## BEGIN DATA LINES

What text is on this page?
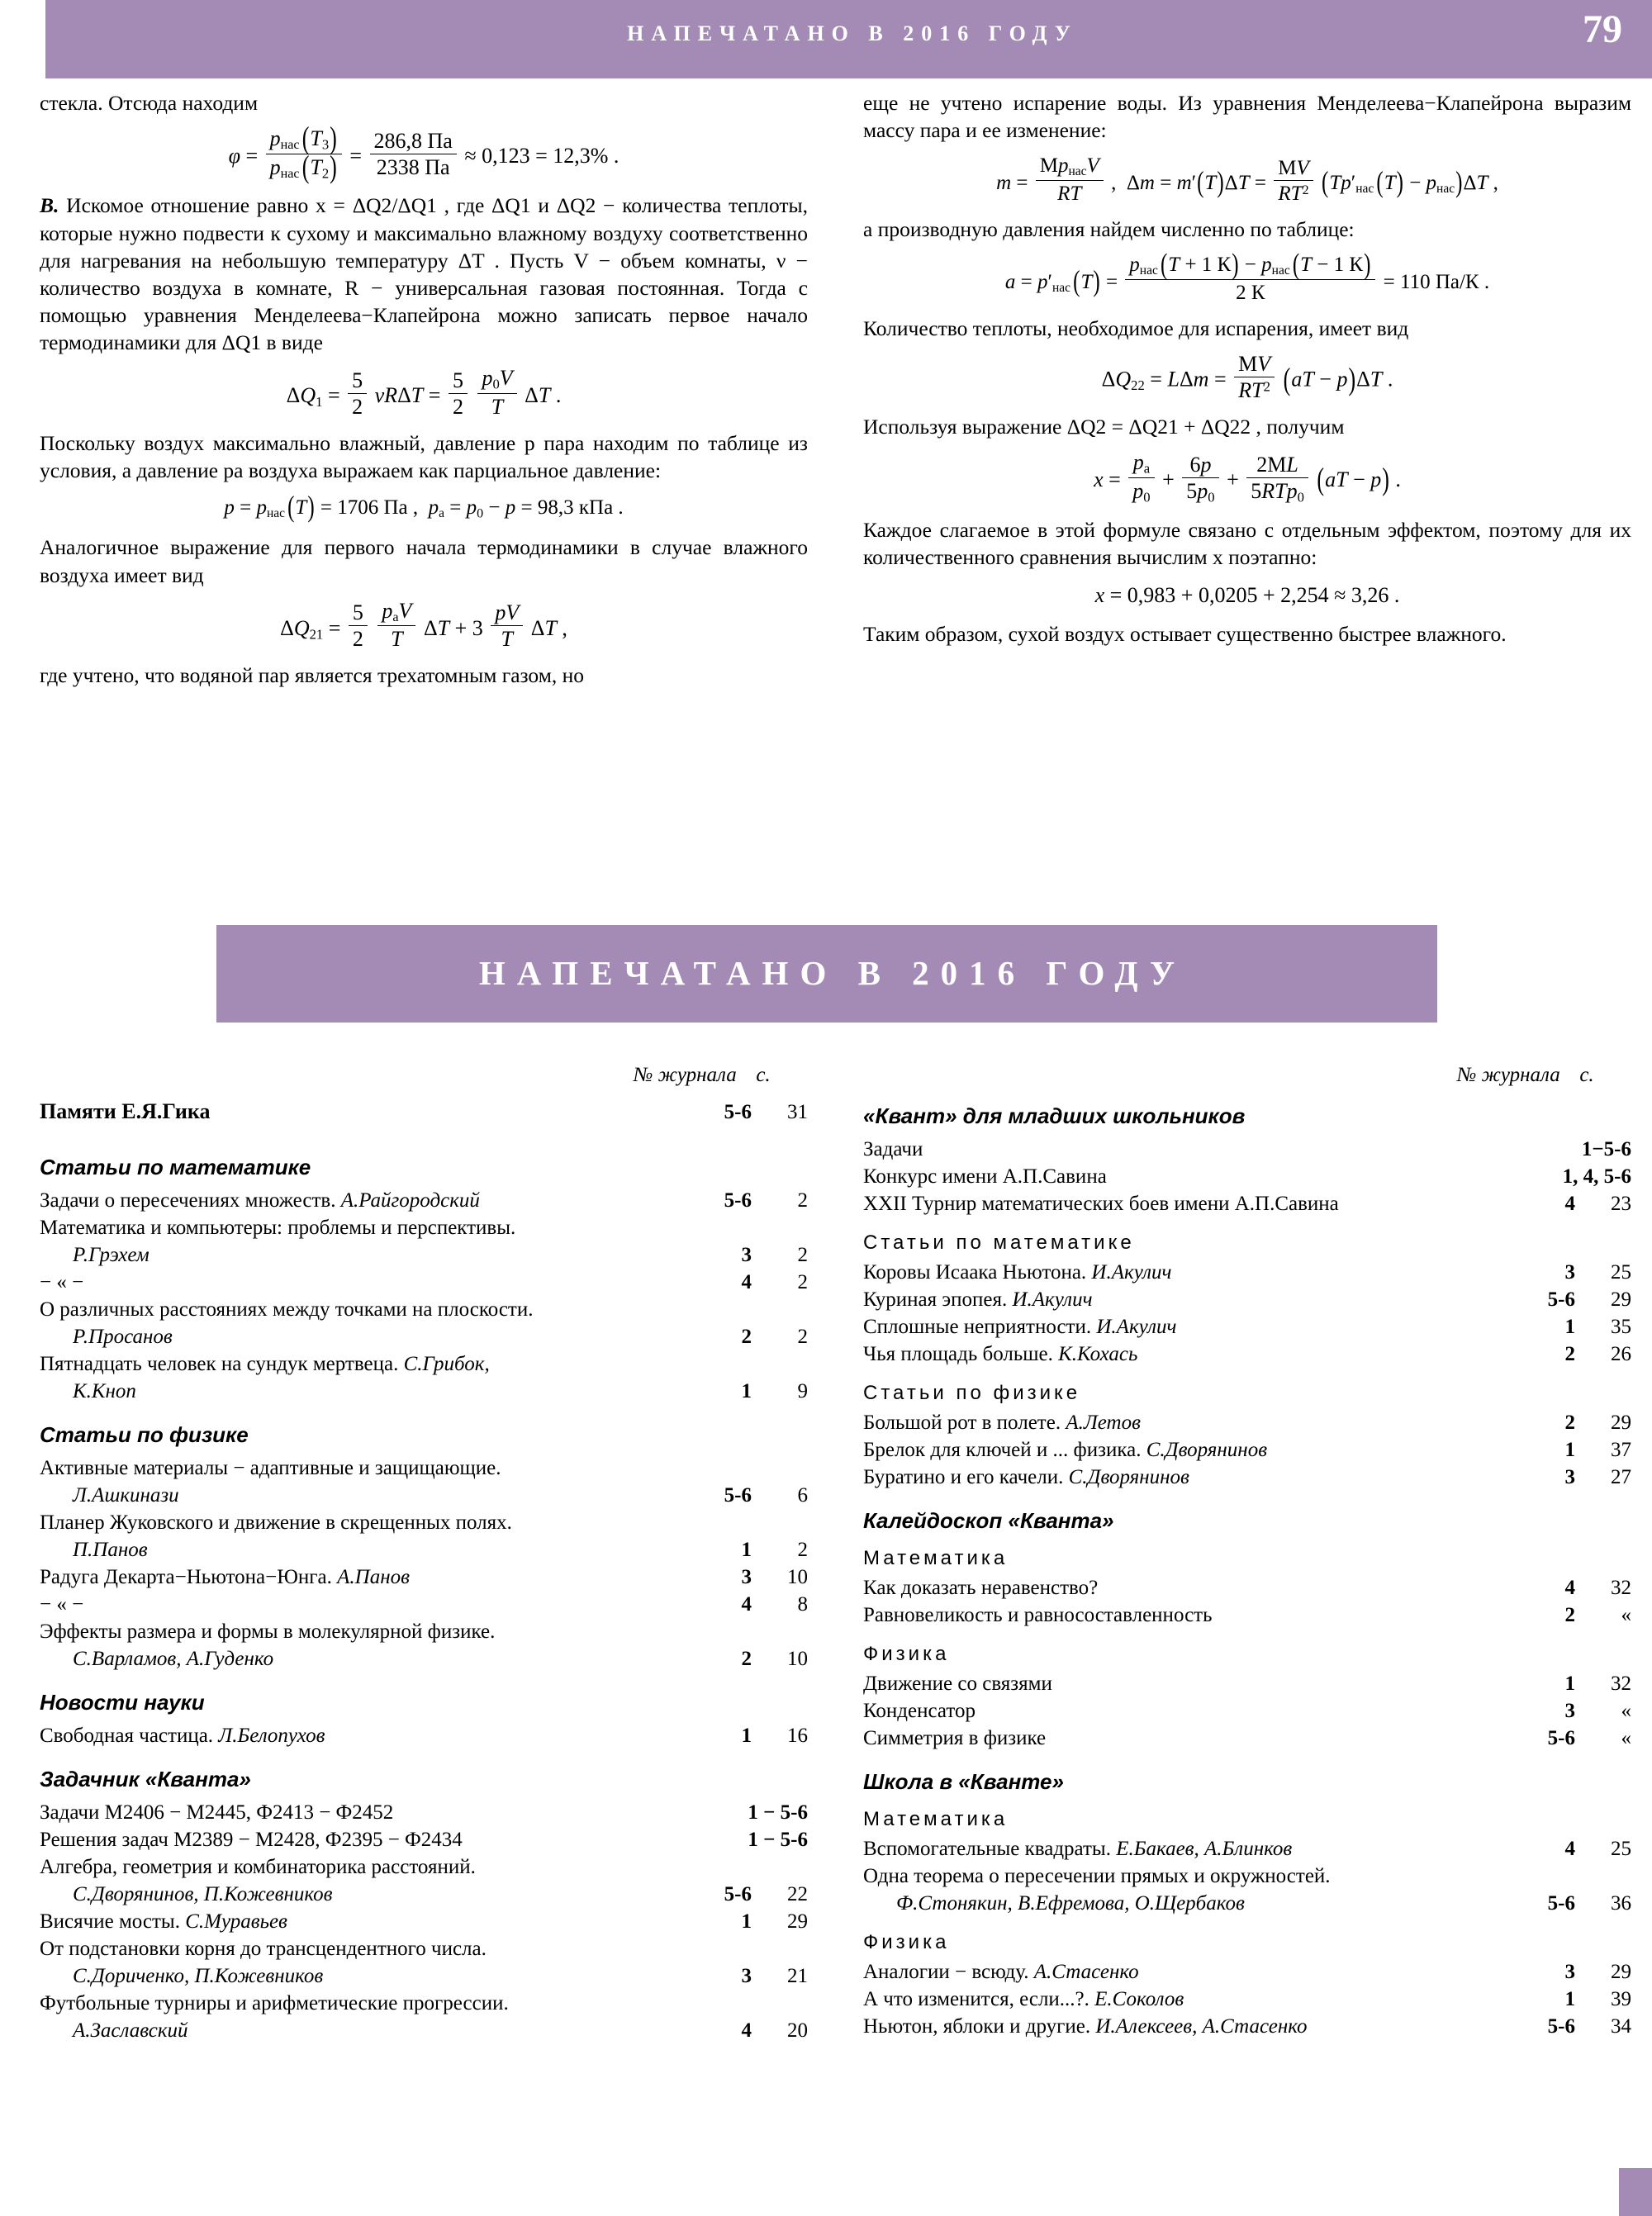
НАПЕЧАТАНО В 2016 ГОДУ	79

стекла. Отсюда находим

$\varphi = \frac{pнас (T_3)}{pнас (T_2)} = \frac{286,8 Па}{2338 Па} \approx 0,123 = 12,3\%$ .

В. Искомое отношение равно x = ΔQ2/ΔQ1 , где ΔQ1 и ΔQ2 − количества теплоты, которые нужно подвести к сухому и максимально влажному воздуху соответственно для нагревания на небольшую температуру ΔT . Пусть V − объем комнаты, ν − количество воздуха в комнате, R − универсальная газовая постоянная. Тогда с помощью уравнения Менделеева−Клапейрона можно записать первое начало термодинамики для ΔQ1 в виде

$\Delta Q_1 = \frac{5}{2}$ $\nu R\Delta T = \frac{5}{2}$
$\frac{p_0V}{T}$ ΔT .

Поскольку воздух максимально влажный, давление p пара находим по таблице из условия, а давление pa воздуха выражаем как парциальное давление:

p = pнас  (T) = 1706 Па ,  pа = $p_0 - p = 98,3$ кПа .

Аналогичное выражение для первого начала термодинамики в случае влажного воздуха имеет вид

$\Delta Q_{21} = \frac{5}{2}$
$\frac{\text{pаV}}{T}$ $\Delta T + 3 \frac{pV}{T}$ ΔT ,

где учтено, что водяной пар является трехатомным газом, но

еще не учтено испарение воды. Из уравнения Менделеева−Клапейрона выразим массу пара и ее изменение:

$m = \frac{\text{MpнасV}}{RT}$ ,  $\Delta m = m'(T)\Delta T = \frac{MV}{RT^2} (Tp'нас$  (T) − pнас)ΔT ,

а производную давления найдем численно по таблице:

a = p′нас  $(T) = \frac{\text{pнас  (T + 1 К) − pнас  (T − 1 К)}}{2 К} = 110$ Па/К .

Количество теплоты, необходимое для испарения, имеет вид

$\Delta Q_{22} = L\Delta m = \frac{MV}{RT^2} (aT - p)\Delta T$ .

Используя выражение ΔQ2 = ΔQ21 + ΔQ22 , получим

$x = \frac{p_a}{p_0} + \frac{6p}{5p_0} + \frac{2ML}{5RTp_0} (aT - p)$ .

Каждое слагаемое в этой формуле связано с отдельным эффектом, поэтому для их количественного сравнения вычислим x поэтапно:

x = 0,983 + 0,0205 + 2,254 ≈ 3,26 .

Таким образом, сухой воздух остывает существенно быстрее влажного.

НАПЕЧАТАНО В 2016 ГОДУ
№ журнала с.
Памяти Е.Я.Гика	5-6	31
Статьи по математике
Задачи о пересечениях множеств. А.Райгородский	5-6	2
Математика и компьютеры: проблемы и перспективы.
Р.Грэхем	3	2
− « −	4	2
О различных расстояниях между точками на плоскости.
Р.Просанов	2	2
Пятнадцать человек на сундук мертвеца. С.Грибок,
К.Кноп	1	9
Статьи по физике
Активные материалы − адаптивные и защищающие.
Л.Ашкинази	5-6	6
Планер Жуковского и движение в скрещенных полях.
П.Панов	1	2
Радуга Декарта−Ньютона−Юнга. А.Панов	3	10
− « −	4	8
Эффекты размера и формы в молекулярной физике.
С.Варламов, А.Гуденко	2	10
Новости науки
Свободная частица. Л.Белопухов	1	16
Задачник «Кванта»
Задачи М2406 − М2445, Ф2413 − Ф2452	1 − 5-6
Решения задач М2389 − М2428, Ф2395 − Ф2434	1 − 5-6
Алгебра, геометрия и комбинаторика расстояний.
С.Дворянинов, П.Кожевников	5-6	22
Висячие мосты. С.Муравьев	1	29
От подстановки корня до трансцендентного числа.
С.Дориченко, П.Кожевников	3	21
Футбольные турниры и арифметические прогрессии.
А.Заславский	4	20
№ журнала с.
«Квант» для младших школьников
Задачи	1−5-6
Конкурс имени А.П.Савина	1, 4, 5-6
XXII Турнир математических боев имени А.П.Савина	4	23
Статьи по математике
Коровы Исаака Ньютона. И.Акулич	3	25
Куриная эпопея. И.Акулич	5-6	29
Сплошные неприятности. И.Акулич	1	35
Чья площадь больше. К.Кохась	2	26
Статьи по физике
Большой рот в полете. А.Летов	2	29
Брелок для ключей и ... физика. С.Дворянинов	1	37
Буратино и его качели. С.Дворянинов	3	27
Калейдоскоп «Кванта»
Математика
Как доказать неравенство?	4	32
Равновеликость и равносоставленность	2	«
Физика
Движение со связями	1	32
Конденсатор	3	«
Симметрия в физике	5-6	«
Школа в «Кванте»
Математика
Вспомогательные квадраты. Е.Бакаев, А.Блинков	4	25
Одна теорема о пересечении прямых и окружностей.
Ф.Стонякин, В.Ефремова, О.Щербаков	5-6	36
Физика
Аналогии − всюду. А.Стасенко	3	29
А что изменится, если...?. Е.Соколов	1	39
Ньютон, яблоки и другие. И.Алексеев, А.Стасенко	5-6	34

## END DATA LINES
## BEGIN DATA LINES

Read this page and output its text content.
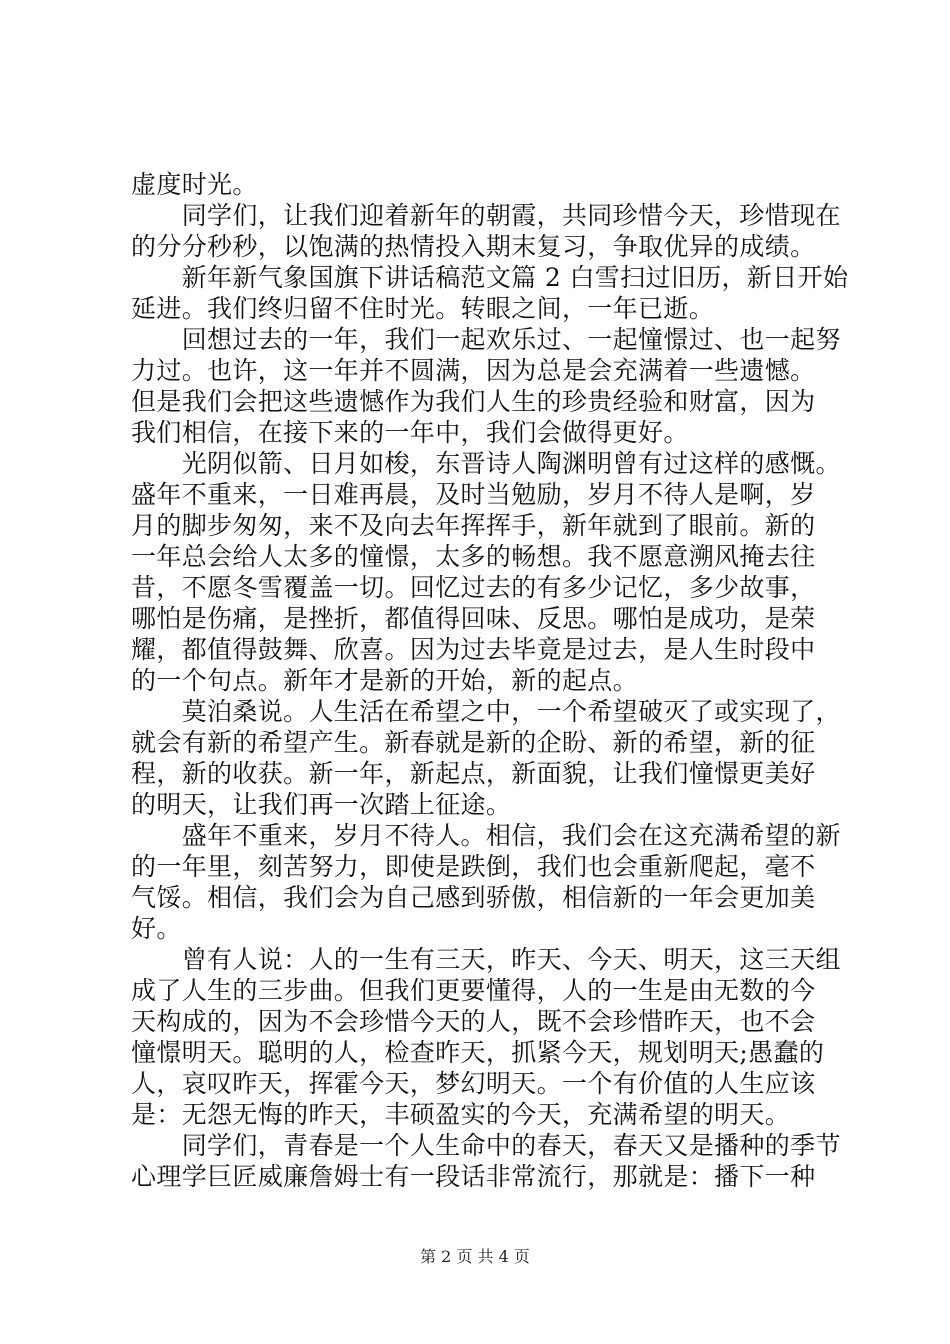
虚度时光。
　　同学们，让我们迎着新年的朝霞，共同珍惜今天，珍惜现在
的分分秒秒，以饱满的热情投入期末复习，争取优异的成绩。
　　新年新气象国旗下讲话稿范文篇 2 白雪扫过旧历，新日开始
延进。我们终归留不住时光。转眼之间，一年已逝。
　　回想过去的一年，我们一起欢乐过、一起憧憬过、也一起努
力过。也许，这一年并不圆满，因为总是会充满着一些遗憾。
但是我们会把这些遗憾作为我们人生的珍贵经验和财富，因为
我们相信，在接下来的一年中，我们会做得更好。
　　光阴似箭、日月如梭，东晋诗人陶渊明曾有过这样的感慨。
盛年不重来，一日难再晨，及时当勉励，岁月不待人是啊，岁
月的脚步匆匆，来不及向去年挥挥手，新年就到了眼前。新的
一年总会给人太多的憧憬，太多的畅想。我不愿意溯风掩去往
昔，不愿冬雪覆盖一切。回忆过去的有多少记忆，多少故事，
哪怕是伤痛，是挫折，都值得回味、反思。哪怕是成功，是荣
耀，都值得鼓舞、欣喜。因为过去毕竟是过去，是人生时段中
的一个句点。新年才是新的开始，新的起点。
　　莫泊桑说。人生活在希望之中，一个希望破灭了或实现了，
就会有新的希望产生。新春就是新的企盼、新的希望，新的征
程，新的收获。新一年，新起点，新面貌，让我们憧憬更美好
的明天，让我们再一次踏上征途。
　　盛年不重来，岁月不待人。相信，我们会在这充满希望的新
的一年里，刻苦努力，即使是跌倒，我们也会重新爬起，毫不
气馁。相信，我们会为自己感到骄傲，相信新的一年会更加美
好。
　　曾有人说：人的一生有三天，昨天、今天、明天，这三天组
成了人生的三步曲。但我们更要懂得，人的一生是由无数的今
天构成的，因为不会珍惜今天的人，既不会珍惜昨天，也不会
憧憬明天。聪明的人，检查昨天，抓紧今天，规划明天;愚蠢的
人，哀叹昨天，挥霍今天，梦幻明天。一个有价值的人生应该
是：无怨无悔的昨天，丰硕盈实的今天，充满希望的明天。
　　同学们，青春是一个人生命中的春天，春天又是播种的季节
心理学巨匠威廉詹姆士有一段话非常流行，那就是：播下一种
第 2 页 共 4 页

## END DATA LINES

Go through the entries above and pull out each line with "Савина" in it.

Конкурс имени А.П.Савина	1, 4, 5-6
XXII Турнир математических боев имени А.П.Савина	4	23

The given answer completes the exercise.